> _Problem description_
Go through the listing and copy every line word for word.

> _Material supplied_
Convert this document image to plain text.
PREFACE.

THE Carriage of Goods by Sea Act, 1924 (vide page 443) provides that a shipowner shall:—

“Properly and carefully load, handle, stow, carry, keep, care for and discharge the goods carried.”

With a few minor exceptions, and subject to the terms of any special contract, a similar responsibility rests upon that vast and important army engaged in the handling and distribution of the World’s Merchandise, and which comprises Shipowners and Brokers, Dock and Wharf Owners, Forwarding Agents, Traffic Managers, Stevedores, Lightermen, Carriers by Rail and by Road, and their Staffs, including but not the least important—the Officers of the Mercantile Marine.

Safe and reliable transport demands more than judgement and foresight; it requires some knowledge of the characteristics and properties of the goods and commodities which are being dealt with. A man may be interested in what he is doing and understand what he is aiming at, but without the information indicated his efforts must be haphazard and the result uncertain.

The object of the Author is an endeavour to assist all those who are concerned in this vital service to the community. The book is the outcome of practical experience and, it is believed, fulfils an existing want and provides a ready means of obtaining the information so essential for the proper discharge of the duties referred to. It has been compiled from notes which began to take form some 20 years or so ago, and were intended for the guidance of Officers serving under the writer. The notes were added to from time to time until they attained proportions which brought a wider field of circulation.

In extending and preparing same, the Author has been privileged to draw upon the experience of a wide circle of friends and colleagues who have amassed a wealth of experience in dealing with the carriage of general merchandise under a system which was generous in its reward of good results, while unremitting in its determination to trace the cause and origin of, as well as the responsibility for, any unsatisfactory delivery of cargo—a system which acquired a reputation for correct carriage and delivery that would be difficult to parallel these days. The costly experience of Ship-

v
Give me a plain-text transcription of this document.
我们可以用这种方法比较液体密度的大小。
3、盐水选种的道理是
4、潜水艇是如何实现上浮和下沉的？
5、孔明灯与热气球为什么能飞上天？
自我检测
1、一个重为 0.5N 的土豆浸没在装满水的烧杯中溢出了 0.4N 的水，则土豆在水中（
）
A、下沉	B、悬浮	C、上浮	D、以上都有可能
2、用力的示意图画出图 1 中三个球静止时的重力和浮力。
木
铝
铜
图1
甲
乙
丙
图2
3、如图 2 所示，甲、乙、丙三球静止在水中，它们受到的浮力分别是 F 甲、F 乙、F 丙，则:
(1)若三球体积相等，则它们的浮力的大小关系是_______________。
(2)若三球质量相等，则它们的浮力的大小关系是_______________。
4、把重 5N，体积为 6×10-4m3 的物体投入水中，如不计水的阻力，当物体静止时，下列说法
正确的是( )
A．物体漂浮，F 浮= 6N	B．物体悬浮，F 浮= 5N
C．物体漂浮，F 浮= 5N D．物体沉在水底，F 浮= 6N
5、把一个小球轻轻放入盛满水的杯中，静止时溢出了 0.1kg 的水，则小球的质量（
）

> _Final result_
Convert this document image to plain text.
PREFACE.

THE Carriage of Goods by Sea Act, 1924 (vide page 443) provides that a shipowner shall:—

“Properly and carefully load, handle, stow, carry, keep, care for and discharge the goods carried.”

With a few minor exceptions, and subject to the terms of any special contract, a similar responsibility rests upon that vast and important army engaged in the handling and distribution of the World’s Merchandise, and which comprises Shipowners and Brokers, Dock and Wharf Owners, Forwarding Agents, Traffic Managers, Stevedores, Lightermen, Carriers by Rail and by Road, and their Staffs, including but not the least important—the Officers of the Mercantile Marine.

Safe and reliable transport demands more than judgement and foresight; it requires some knowledge of the characteristics and properties of the goods and commodities which are being dealt with. A man may be interested in what he is doing and understand what he is aiming at, but without the information indicated his efforts must be haphazard and the result uncertain.

The object of the Author is an endeavour to assist all those who are concerned in this vital service to the community. The book is the outcome of practical experience and, it is believed, fulfils an existing want and provides a ready means of obtaining the information so essential for the proper discharge of the duties referred to. It has been compiled from notes which began to take form some 20 years or so ago, and were intended for the guidance of Officers serving under the writer. The notes were added to from time to time until they attained proportions which brought a wider field of circulation.

In extending and preparing same, the Author has been privileged to draw upon the experience of a wide circle of friends and colleagues who have amassed a wealth of experience in dealing with the carriage of general merchandise under a system which was generous in its reward of good results, while unremitting in its determination to trace the cause and origin of, as well as the responsibility for, any unsatisfactory delivery of cargo—a system which acquired a reputation for correct carriage and delivery that would be difficult to parallel these days. The costly experience of Ship-

v
Give me a plain-text transcription of this document.
我们可以用这种方法比较液体密度的大小。
3、盐水选种的道理是
4、潜水艇是如何实现上浮和下沉的？
5、孔明灯与热气球为什么能飞上天？
自我检测
1、一个重为 0.5N 的土豆浸没在装满水的烧杯中溢出了 0.4N 的水，则土豆在水中（
）
A、下沉	B、悬浮	C、上浮	D、以上都有可能
2、用力的示意图画出图 1 中三个球静止时的重力和浮力。
木
铝
铜
图1
甲
乙
丙
图2
3、如图 2 所示，甲、乙、丙三球静止在水中，它们受到的浮力分别是 F 甲、F 乙、F 丙，则:
(1)若三球体积相等，则它们的浮力的大小关系是_______________。
(2)若三球质量相等，则它们的浮力的大小关系是_______________。
4、把重 5N，体积为 6×10-4m3 的物体投入水中，如不计水的阻力，当物体静止时，下列说法
正确的是( )
A．物体漂浮，F 浮= 6N	B．物体悬浮，F 浮= 5N
C．物体漂浮，F 浮= 5N D．物体沉在水底，F 浮= 6N
5、把一个小球轻轻放入盛满水的杯中，静止时溢出了 0.1kg 的水，则小球的质量（
）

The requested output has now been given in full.